■ WORK REQUIRED
Copy out the complete listing, word for word.

(Extracts from a graphics dataset)
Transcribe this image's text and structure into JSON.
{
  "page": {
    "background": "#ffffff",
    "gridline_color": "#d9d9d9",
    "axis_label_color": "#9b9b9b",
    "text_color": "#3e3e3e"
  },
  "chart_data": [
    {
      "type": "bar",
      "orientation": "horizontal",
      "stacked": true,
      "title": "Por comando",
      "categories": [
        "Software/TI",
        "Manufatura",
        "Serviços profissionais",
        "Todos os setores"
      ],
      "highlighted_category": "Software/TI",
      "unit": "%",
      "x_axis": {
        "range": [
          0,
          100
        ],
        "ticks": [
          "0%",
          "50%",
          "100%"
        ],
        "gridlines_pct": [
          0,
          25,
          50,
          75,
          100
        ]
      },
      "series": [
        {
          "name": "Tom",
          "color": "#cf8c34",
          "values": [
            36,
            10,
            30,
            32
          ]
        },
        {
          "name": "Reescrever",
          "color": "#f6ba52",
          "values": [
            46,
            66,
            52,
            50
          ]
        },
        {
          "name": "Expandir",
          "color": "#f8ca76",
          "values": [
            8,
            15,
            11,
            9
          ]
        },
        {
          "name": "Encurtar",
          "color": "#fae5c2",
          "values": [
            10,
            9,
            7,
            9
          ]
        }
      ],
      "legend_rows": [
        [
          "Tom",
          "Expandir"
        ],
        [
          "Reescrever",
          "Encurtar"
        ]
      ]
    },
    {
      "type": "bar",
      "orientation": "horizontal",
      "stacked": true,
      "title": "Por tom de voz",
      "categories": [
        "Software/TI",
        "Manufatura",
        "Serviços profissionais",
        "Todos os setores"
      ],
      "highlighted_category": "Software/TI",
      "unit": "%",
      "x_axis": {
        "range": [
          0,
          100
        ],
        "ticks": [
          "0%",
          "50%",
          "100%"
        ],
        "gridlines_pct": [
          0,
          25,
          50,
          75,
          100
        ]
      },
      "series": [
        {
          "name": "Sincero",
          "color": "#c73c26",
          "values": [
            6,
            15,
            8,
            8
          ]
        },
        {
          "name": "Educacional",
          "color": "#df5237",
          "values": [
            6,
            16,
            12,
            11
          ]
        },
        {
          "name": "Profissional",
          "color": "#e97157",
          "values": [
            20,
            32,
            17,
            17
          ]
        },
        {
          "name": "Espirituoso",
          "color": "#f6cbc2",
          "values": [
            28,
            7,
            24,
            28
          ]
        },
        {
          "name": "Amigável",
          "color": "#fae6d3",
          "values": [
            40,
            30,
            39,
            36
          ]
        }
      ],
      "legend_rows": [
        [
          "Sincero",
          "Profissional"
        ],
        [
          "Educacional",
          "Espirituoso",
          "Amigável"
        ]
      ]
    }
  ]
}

■ EXPECTED OUTPUT
Transcribe this image's text and structure into JSON.
{
  "page": {
    "background": "#ffffff",
    "gridline_color": "#d9d9d9",
    "axis_label_color": "#9b9b9b",
    "text_color": "#3e3e3e"
  },
  "chart_data": [
    {
      "type": "bar",
      "orientation": "horizontal",
      "stacked": true,
      "title": "Por comando",
      "categories": [
        "Software/TI",
        "Manufatura",
        "Serviços profissionais",
        "Todos os setores"
      ],
      "highlighted_category": "Software/TI",
      "unit": "%",
      "x_axis": {
        "range": [
          0,
          100
        ],
        "ticks": [
          "0%",
          "50%",
          "100%"
        ],
        "gridlines_pct": [
          0,
          25,
          50,
          75,
          100
        ]
      },
      "series": [
        {
          "name": "Tom",
          "color": "#cf8c34",
          "values": [
            36,
            10,
            30,
            32
          ]
        },
        {
          "name": "Reescrever",
          "color": "#f6ba52",
          "values": [
            46,
            66,
            52,
            50
          ]
        },
        {
          "name": "Expandir",
          "color": "#f8ca76",
          "values": [
            8,
            15,
            11,
            9
          ]
        },
        {
          "name": "Encurtar",
          "color": "#fae5c2",
          "values": [
            10,
            9,
            7,
            9
          ]
        }
      ],
      "legend_rows": [
        [
          "Tom",
          "Expandir"
        ],
        [
          "Reescrever",
          "Encurtar"
        ]
      ]
    },
    {
      "type": "bar",
      "orientation": "horizontal",
      "stacked": true,
      "title": "Por tom de voz",
      "categories": [
        "Software/TI",
        "Manufatura",
        "Serviços profissionais",
        "Todos os setores"
      ],
      "highlighted_category": "Software/TI",
      "unit": "%",
      "x_axis": {
        "range": [
          0,
          100
        ],
        "ticks": [
          "0%",
          "50%",
          "100%"
        ],
        "gridlines_pct": [
          0,
          25,
          50,
          75,
          100
        ]
      },
      "series": [
        {
          "name": "Sincero",
          "color": "#c73c26",
          "values": [
            6,
            15,
            8,
            8
          ]
        },
        {
          "name": "Educacional",
          "color": "#df5237",
          "values": [
            6,
            16,
            12,
            11
          ]
        },
        {
          "name": "Profissional",
          "color": "#e97157",
          "values": [
            20,
            32,
            17,
            17
          ]
        },
        {
          "name": "Espirituoso",
          "color": "#f6cbc2",
          "values": [
            28,
            7,
            24,
            28
          ]
        },
        {
          "name": "Amigável",
          "color": "#fae6d3",
          "values": [
            40,
            30,
            39,
            36
          ]
        }
      ],
      "legend_rows": [
        [
          "Sincero",
          "Profissional"
        ],
        [
          "Educacional",
          "Espirituoso",
          "Amigável"
        ]
      ]
    }
  ]
}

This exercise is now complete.